━━━ DATA EXCERPTS ━━━

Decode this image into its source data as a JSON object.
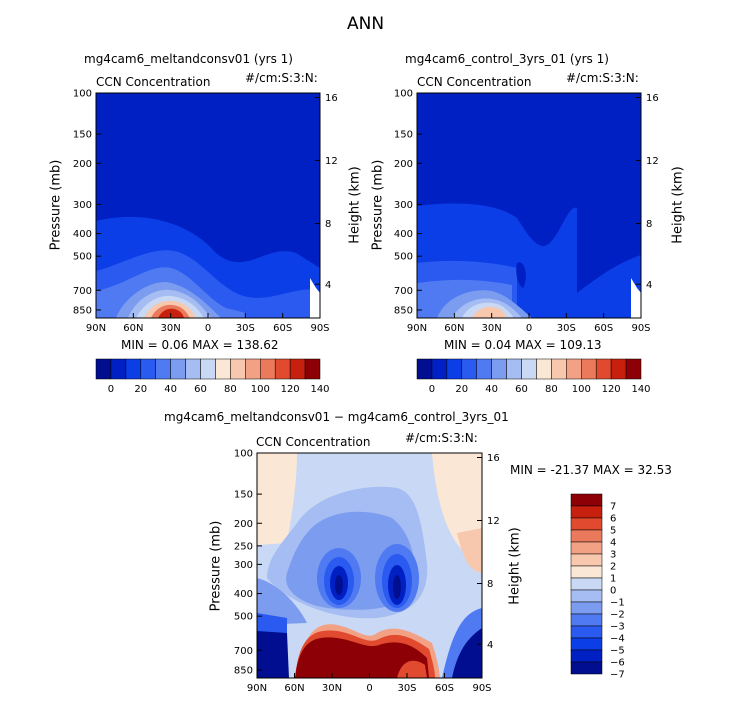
{
  "figure": {
    "title": "ANN"
  },
  "panels": {
    "p1": {
      "title": "mg4cam6_meltandconsv01 (yrs 1)",
      "field": "CCN Concentration",
      "units": "#/cm:S:3:N:",
      "ylabel": "Pressure (mb)",
      "ylabel_right": "Height (km)",
      "minmax": "MIN =   0.06   MAX = 138.62"
    },
    "p2": {
      "title": "mg4cam6_control_3yrs_01 (yrs 1)",
      "field": "CCN Concentration",
      "units": "#/cm:S:3:N:",
      "ylabel": "Pressure (mb)",
      "ylabel_right": "Height (km)",
      "minmax": "MIN =   0.04   MAX = 109.13"
    },
    "p3": {
      "title": "mg4cam6_meltandconsv01 − mg4cam6_control_3yrs_01",
      "field": "CCN Concentration",
      "units": "#/cm:S:3:N:",
      "ylabel": "Pressure (mb)",
      "ylabel_right": "Height (km)",
      "minmax": "MIN = -21.37   MAX =  32.53"
    }
  },
  "colors": {
    "abs_palette": [
      "#000e8f",
      "#0020c4",
      "#0b3ee6",
      "#2a5af0",
      "#4f7af2",
      "#7c9cf0",
      "#a5bdf2",
      "#c9d9f5",
      "#fbe7d6",
      "#f7c8ae",
      "#f2a184",
      "#eb7a5c",
      "#e14a2e",
      "#c8200e",
      "#8c0006"
    ],
    "diff_palette": [
      "#000e8f",
      "#0020c4",
      "#0b3ee6",
      "#2a5af0",
      "#4f7af2",
      "#7c9cf0",
      "#a5bdf2",
      "#c9d9f5",
      "#fbe7d6",
      "#f7c8ae",
      "#f2a184",
      "#eb7a5c",
      "#e14a2e",
      "#c8200e",
      "#8c0006"
    ]
  },
  "chart_data": [
    {
      "type": "heatmap",
      "title": "mg4cam6_meltandconsv01 (yrs 1)",
      "xlabel": "",
      "ylabel": "Pressure (mb)",
      "y2label": "Height (km)",
      "x_ticks": [
        "90N",
        "60N",
        "30N",
        "0",
        "30S",
        "60S",
        "90S"
      ],
      "y_ticks": [
        "100",
        "150",
        "200",
        "300",
        "400",
        "500",
        "700",
        "850"
      ],
      "y2_ticks": [
        "16",
        "12",
        "8",
        "4"
      ],
      "min": 0.06,
      "max": 138.62,
      "colorbar_ticks": [
        "0",
        "20",
        "40",
        "60",
        "80",
        "100",
        "120",
        "140"
      ],
      "regions": [
        {
          "description": "upper troposphere background",
          "approx_value": 5
        },
        {
          "description": "lower troposphere layer",
          "approx_value": 15
        },
        {
          "description": "boundary layer maximum near 30N, 850 mb",
          "approx_value": 130
        }
      ]
    },
    {
      "type": "heatmap",
      "title": "mg4cam6_control_3yrs_01 (yrs 1)",
      "xlabel": "",
      "ylabel": "Pressure (mb)",
      "y2label": "Height (km)",
      "x_ticks": [
        "90N",
        "60N",
        "30N",
        "0",
        "30S",
        "60S",
        "90S"
      ],
      "y_ticks": [
        "100",
        "150",
        "200",
        "300",
        "400",
        "500",
        "700",
        "850"
      ],
      "y2_ticks": [
        "16",
        "12",
        "8",
        "4"
      ],
      "min": 0.04,
      "max": 109.13,
      "colorbar_ticks": [
        "0",
        "20",
        "40",
        "60",
        "80",
        "100",
        "120",
        "140"
      ],
      "regions": [
        {
          "description": "upper troposphere background",
          "approx_value": 5
        },
        {
          "description": "mid troposphere layer below 300 mb",
          "approx_value": 10
        },
        {
          "description": "boundary layer maximum near 30N, 850 mb",
          "approx_value": 95
        }
      ]
    },
    {
      "type": "heatmap",
      "title": "mg4cam6_meltandconsv01 − mg4cam6_control_3yrs_01",
      "xlabel": "",
      "ylabel": "Pressure (mb)",
      "y2label": "Height (km)",
      "x_ticks": [
        "90N",
        "60N",
        "30N",
        "0",
        "30S",
        "60S",
        "90S"
      ],
      "y_ticks": [
        "100",
        "150",
        "200",
        "250",
        "300",
        "400",
        "500",
        "700",
        "850"
      ],
      "y2_ticks": [
        "16",
        "12",
        "8",
        "4"
      ],
      "min": -21.37,
      "max": 32.53,
      "colorbar_levels": [
        "7",
        "6",
        "5",
        "4",
        "3",
        "2",
        "1",
        "0",
        "−1",
        "−2",
        "−3",
        "−4",
        "−5",
        "−6",
        "−7"
      ],
      "regions": [
        {
          "description": "negative cores near 20N and 15S at 350–400 mb",
          "approx_value": -7
        },
        {
          "description": "positive boundary layer 45N–50S below 600 mb",
          "approx_value": 7
        },
        {
          "description": "negative boundary layer poleward of 60N and 60S",
          "approx_value": -7
        }
      ]
    }
  ]
}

━━━

▶ _WHAT IS EXPECTED_
Copy every record above exactly, leaving out the pictures.

▶ _WRITTEN RESPONSE_
Decode this image into its source data as a JSON object.
{
  "figure": {
    "title": "ANN"
  },
  "panels": {
    "p1": {
      "title": "mg4cam6_meltandconsv01 (yrs 1)",
      "field": "CCN Concentration",
      "units": "#/cm:S:3:N:",
      "ylabel": "Pressure (mb)",
      "ylabel_right": "Height (km)",
      "minmax": "MIN =   0.06   MAX = 138.62"
    },
    "p2": {
      "title": "mg4cam6_control_3yrs_01 (yrs 1)",
      "field": "CCN Concentration",
      "units": "#/cm:S:3:N:",
      "ylabel": "Pressure (mb)",
      "ylabel_right": "Height (km)",
      "minmax": "MIN =   0.04   MAX = 109.13"
    },
    "p3": {
      "title": "mg4cam6_meltandconsv01 − mg4cam6_control_3yrs_01",
      "field": "CCN Concentration",
      "units": "#/cm:S:3:N:",
      "ylabel": "Pressure (mb)",
      "ylabel_right": "Height (km)",
      "minmax": "MIN = -21.37   MAX =  32.53"
    }
  },
  "colors": {
    "abs_palette": [
      "#000e8f",
      "#0020c4",
      "#0b3ee6",
      "#2a5af0",
      "#4f7af2",
      "#7c9cf0",
      "#a5bdf2",
      "#c9d9f5",
      "#fbe7d6",
      "#f7c8ae",
      "#f2a184",
      "#eb7a5c",
      "#e14a2e",
      "#c8200e",
      "#8c0006"
    ],
    "diff_palette": [
      "#000e8f",
      "#0020c4",
      "#0b3ee6",
      "#2a5af0",
      "#4f7af2",
      "#7c9cf0",
      "#a5bdf2",
      "#c9d9f5",
      "#fbe7d6",
      "#f7c8ae",
      "#f2a184",
      "#eb7a5c",
      "#e14a2e",
      "#c8200e",
      "#8c0006"
    ]
  },
  "chart_data": [
    {
      "type": "heatmap",
      "title": "mg4cam6_meltandconsv01 (yrs 1)",
      "xlabel": "",
      "ylabel": "Pressure (mb)",
      "y2label": "Height (km)",
      "x_ticks": [
        "90N",
        "60N",
        "30N",
        "0",
        "30S",
        "60S",
        "90S"
      ],
      "y_ticks": [
        "100",
        "150",
        "200",
        "300",
        "400",
        "500",
        "700",
        "850"
      ],
      "y2_ticks": [
        "16",
        "12",
        "8",
        "4"
      ],
      "min": 0.06,
      "max": 138.62,
      "colorbar_ticks": [
        "0",
        "20",
        "40",
        "60",
        "80",
        "100",
        "120",
        "140"
      ],
      "regions": [
        {
          "description": "upper troposphere background",
          "approx_value": 5
        },
        {
          "description": "lower troposphere layer",
          "approx_value": 15
        },
        {
          "description": "boundary layer maximum near 30N, 850 mb",
          "approx_value": 130
        }
      ]
    },
    {
      "type": "heatmap",
      "title": "mg4cam6_control_3yrs_01 (yrs 1)",
      "xlabel": "",
      "ylabel": "Pressure (mb)",
      "y2label": "Height (km)",
      "x_ticks": [
        "90N",
        "60N",
        "30N",
        "0",
        "30S",
        "60S",
        "90S"
      ],
      "y_ticks": [
        "100",
        "150",
        "200",
        "300",
        "400",
        "500",
        "700",
        "850"
      ],
      "y2_ticks": [
        "16",
        "12",
        "8",
        "4"
      ],
      "min": 0.04,
      "max": 109.13,
      "colorbar_ticks": [
        "0",
        "20",
        "40",
        "60",
        "80",
        "100",
        "120",
        "140"
      ],
      "regions": [
        {
          "description": "upper troposphere background",
          "approx_value": 5
        },
        {
          "description": "mid troposphere layer below 300 mb",
          "approx_value": 10
        },
        {
          "description": "boundary layer maximum near 30N, 850 mb",
          "approx_value": 95
        }
      ]
    },
    {
      "type": "heatmap",
      "title": "mg4cam6_meltandconsv01 − mg4cam6_control_3yrs_01",
      "xlabel": "",
      "ylabel": "Pressure (mb)",
      "y2label": "Height (km)",
      "x_ticks": [
        "90N",
        "60N",
        "30N",
        "0",
        "30S",
        "60S",
        "90S"
      ],
      "y_ticks": [
        "100",
        "150",
        "200",
        "250",
        "300",
        "400",
        "500",
        "700",
        "850"
      ],
      "y2_ticks": [
        "16",
        "12",
        "8",
        "4"
      ],
      "min": -21.37,
      "max": 32.53,
      "colorbar_levels": [
        "7",
        "6",
        "5",
        "4",
        "3",
        "2",
        "1",
        "0",
        "−1",
        "−2",
        "−3",
        "−4",
        "−5",
        "−6",
        "−7"
      ],
      "regions": [
        {
          "description": "negative cores near 20N and 15S at 350–400 mb",
          "approx_value": -7
        },
        {
          "description": "positive boundary layer 45N–50S below 600 mb",
          "approx_value": 7
        },
        {
          "description": "negative boundary layer poleward of 60N and 60S",
          "approx_value": -7
        }
      ]
    }
  ]
}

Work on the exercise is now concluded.